▸ Extracted information:
┌────────
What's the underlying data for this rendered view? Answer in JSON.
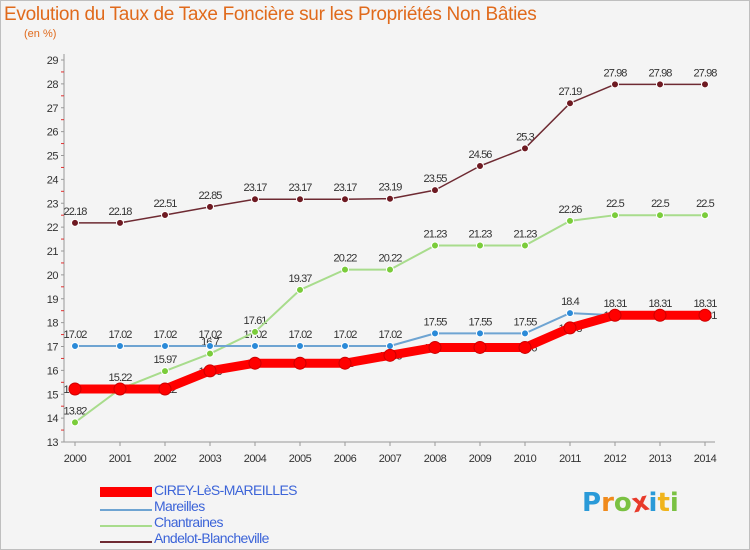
{
  "header": {
    "title": "Evolution du Taux de Taxe Foncière sur les Propriétés Non Bâties",
    "unit": "(en %)"
  },
  "logo": {
    "letters": [
      "P",
      "r",
      "o",
      "x",
      "i",
      "t",
      "i"
    ],
    "colors": [
      "#2a9ad8",
      "#f08a1c",
      "#7ac142",
      "#e83a2a",
      "#2a9ad8",
      "#f0b41c",
      "#7ac142"
    ]
  },
  "chart_data": {
    "type": "line",
    "x": [
      "2000",
      "2001",
      "2002",
      "2003",
      "2004",
      "2005",
      "2006",
      "2007",
      "2008",
      "2009",
      "2010",
      "2011",
      "2012",
      "2013",
      "2014"
    ],
    "ylim": [
      13,
      29
    ],
    "yticks": [
      "13",
      "14",
      "15",
      "16",
      "17",
      "18",
      "19",
      "20",
      "21",
      "22",
      "23",
      "24",
      "25",
      "26",
      "27",
      "28",
      "29"
    ],
    "grid": false,
    "legend_position": "bottom-left",
    "series": [
      {
        "name": "CIREY-LèS-MAREILLES",
        "color": "#ff0000",
        "values": [
          15.22,
          15.22,
          15.22,
          15.98,
          16.3,
          16.3,
          16.3,
          16.63,
          16.96,
          16.96,
          16.96,
          17.78,
          18.31,
          18.31,
          18.31
        ],
        "labels": [
          "15.22",
          "15.22",
          "15.22",
          "15.98",
          "16.3",
          "16.3",
          "16.3",
          "16.63",
          "16.96",
          "16.96",
          "16.96",
          "17.78",
          "18.31",
          "18.31",
          "18.31"
        ]
      },
      {
        "name": "Mareilles",
        "color": "#6ea4d2",
        "values": [
          17.02,
          17.02,
          17.02,
          17.02,
          17.02,
          17.02,
          17.02,
          17.02,
          17.55,
          17.55,
          17.55,
          18.4,
          18.31,
          18.31,
          18.31
        ],
        "labels": [
          "17.02",
          "17.02",
          "17.02",
          "17.02",
          "17.02",
          "17.02",
          "17.02",
          "17.02",
          "17.55",
          "17.55",
          "17.55",
          "18.4",
          "18.31",
          "18.31",
          "18.31"
        ]
      },
      {
        "name": "Chantraines",
        "color": "#a8dc8c",
        "values": [
          13.82,
          15.22,
          15.97,
          16.7,
          17.61,
          19.37,
          20.22,
          20.22,
          21.23,
          21.23,
          21.23,
          22.26,
          22.5,
          22.5,
          22.5
        ],
        "labels": [
          "13.82",
          "15.22",
          "15.97",
          "16.7",
          "17.61",
          "19.37",
          "20.22",
          "20.22",
          "21.23",
          "21.23",
          "21.23",
          "22.26",
          "22.5",
          "22.5",
          "22.5"
        ]
      },
      {
        "name": "Andelot-Blancheville",
        "color": "#6e2a32",
        "values": [
          22.18,
          22.18,
          22.51,
          22.85,
          23.17,
          23.17,
          23.17,
          23.19,
          23.55,
          24.56,
          25.3,
          27.19,
          27.98,
          27.98,
          27.98
        ],
        "labels": [
          "22.18",
          "22.18",
          "22.51",
          "22.85",
          "23.17",
          "23.17",
          "23.17",
          "23.19",
          "23.55",
          "24.56",
          "25.3",
          "27.19",
          "27.98",
          "27.98",
          "27.98"
        ]
      }
    ]
  }
}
└────────
▸ Required task: Reproduce every line of the listing above in which the string "name" appears.

▸ Completed task:
        "name": "CIREY-LèS-MAREILLES",
        "name": "Mareilles",
        "name": "Chantraines",
        "name": "Andelot-Blancheville",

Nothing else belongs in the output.